Registros guardados:
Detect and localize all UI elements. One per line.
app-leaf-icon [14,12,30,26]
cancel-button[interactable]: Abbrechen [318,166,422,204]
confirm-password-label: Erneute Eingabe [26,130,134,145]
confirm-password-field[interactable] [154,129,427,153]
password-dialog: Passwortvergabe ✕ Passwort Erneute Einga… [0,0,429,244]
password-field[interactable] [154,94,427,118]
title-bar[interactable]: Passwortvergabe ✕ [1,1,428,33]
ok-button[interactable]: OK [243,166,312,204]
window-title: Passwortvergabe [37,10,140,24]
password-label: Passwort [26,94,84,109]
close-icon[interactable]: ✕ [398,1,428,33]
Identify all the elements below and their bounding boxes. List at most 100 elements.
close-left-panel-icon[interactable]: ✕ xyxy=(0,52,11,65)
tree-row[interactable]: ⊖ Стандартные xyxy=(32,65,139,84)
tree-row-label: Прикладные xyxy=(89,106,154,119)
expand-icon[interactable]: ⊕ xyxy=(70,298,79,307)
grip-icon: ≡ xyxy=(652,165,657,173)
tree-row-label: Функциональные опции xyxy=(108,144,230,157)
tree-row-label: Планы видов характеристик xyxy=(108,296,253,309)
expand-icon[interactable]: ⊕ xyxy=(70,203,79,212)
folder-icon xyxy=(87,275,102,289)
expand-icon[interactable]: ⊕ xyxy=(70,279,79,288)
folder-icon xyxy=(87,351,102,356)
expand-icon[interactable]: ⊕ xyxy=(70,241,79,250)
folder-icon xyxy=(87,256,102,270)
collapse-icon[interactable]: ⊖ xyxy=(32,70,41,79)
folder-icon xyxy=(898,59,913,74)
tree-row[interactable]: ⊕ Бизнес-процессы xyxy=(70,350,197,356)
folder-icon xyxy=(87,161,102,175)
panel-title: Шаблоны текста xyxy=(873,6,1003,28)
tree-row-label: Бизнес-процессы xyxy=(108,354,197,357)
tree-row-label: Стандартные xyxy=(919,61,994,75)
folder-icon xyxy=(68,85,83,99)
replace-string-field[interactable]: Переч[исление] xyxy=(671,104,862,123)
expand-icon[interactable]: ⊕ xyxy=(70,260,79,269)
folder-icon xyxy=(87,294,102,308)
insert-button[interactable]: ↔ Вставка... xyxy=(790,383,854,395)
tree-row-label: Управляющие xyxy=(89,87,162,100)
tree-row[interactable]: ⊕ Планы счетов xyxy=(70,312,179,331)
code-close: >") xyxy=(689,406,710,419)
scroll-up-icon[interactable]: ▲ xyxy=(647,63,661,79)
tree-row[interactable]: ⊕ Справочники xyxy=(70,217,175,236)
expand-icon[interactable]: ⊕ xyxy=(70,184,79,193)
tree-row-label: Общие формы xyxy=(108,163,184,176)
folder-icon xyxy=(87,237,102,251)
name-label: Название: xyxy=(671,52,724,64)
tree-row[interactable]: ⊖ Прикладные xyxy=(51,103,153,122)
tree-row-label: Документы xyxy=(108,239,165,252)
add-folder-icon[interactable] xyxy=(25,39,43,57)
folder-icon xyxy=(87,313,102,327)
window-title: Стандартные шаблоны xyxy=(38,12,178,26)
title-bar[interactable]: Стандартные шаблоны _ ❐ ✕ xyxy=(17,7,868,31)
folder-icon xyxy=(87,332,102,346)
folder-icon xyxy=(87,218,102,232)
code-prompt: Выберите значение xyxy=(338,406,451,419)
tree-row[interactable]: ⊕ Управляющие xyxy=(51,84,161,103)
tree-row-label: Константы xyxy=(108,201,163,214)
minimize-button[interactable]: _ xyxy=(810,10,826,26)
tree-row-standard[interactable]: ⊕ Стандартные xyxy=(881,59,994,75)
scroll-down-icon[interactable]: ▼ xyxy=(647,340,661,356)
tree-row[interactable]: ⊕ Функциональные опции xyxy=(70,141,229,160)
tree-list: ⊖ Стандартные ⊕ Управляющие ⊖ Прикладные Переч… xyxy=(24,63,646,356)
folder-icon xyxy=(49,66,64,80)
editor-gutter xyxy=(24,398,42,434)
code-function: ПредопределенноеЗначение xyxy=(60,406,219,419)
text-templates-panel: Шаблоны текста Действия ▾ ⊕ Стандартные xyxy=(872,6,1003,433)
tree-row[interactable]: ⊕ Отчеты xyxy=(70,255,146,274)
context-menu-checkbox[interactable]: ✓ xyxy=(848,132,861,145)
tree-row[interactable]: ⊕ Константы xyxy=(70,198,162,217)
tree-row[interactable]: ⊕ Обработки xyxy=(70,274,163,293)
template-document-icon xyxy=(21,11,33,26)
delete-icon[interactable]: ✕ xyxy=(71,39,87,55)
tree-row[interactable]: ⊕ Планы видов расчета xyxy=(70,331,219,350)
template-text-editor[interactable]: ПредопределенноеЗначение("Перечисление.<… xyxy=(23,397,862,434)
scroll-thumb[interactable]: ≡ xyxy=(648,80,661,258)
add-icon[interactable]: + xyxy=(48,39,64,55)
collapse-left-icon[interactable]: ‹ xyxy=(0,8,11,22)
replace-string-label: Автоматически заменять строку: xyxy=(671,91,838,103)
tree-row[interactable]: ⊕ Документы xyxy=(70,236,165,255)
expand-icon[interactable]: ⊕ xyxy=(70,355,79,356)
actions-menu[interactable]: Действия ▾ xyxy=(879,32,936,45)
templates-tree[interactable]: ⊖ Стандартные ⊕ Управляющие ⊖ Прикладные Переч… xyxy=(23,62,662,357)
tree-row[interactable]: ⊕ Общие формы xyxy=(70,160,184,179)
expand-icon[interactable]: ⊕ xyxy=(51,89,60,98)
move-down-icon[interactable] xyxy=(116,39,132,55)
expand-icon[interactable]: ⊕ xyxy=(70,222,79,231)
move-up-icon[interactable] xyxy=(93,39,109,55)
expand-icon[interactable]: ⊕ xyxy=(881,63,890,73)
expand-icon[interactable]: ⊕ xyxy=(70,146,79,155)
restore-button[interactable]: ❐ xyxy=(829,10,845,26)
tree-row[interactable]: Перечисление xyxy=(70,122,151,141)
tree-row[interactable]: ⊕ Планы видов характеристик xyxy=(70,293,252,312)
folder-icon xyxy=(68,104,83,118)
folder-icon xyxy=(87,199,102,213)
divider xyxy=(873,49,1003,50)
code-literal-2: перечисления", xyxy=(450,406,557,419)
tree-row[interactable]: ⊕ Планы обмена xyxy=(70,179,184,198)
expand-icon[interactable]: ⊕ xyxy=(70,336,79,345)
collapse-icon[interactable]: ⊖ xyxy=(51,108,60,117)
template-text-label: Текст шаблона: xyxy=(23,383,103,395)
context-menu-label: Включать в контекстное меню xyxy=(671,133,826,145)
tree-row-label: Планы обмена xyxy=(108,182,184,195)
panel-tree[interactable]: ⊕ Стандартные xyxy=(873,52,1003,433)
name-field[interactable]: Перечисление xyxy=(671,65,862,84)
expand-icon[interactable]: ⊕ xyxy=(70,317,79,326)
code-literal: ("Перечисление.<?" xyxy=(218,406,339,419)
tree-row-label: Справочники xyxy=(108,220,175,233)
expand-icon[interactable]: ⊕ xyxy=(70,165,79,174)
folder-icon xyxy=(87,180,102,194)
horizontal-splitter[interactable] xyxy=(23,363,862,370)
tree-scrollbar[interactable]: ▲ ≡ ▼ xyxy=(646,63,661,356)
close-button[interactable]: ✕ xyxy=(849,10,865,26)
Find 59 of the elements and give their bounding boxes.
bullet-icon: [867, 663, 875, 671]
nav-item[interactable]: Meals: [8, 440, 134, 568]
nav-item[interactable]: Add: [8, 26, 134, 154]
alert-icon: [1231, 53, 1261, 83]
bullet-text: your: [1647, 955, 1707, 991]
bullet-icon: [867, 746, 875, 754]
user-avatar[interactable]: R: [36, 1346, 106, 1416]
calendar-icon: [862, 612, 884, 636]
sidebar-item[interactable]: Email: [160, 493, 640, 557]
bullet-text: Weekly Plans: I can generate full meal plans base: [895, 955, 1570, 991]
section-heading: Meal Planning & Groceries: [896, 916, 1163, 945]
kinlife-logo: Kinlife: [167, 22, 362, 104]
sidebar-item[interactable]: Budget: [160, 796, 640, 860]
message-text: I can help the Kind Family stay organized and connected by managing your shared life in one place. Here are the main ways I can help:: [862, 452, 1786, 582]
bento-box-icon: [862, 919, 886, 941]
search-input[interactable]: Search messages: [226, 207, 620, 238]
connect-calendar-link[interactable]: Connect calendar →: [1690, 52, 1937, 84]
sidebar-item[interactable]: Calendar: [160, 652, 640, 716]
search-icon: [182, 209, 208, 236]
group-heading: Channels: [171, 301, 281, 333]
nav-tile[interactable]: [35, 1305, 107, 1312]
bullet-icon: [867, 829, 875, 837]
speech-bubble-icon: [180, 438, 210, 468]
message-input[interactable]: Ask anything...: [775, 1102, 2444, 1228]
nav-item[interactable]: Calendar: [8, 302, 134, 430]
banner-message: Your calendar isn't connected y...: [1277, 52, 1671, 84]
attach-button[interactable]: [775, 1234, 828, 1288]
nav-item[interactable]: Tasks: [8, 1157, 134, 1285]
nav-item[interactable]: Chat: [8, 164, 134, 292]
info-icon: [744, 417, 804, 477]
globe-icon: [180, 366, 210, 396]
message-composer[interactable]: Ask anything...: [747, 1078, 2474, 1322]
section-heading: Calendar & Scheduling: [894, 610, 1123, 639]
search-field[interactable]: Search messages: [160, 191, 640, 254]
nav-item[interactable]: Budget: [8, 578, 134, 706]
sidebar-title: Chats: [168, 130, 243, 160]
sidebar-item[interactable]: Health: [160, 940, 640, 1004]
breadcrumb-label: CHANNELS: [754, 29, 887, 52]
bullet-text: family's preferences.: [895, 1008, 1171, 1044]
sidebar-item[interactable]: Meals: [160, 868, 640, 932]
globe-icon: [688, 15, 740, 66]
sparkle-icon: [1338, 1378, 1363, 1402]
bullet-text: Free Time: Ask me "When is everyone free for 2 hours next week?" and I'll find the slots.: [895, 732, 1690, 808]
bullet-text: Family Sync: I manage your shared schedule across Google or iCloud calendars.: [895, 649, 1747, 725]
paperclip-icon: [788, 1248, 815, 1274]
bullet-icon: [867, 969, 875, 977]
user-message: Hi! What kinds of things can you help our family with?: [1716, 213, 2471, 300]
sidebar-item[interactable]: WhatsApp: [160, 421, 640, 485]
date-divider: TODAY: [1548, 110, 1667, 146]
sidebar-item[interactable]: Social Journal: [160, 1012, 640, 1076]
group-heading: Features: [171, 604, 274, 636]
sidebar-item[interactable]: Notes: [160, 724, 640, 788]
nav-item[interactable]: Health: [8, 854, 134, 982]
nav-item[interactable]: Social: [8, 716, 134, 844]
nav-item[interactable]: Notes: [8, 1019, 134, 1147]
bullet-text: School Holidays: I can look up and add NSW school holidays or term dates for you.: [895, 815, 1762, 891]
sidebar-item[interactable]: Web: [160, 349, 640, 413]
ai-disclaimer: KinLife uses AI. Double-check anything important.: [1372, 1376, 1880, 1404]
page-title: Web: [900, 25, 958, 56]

Tarea breve:
Edita las líneas que van desde la primera hasta la que contiene "folder-icon xyxy=(87,275,102,289)", ambas incluidas. Cambia "tree-row-label" por "node-label" y deja todo lo demás igual.

Resultado:
Detect and localize all UI elements. One per line.
app-leaf-icon [14,12,30,26]
cancel-button[interactable]: Abbrechen [318,166,422,204]
confirm-password-label: Erneute Eingabe [26,130,134,145]
confirm-password-field[interactable] [154,129,427,153]
password-dialog: Passwortvergabe ✕ Passwort Erneute Einga… [0,0,429,244]
password-field[interactable] [154,94,427,118]
title-bar[interactable]: Passwortvergabe ✕ [1,1,428,33]
ok-button[interactable]: OK [243,166,312,204]
window-title: Passwortvergabe [37,10,140,24]
password-label: Passwort [26,94,84,109]
close-icon[interactable]: ✕ [398,1,428,33]
Identify all the elements below and their bounding boxes. List at most 100 elements.
close-left-panel-icon[interactable]: ✕ xyxy=(0,52,11,65)
tree-row[interactable]: ⊖ Стандартные xyxy=(32,65,139,84)
node-label: Прикладные xyxy=(89,106,154,119)
expand-icon[interactable]: ⊕ xyxy=(70,298,79,307)
grip-icon: ≡ xyxy=(652,165,657,173)
node-label: Функциональные опции xyxy=(108,144,230,157)
node-label: Планы видов характеристик xyxy=(108,296,253,309)
expand-icon[interactable]: ⊕ xyxy=(70,203,79,212)
folder-icon xyxy=(87,275,102,289)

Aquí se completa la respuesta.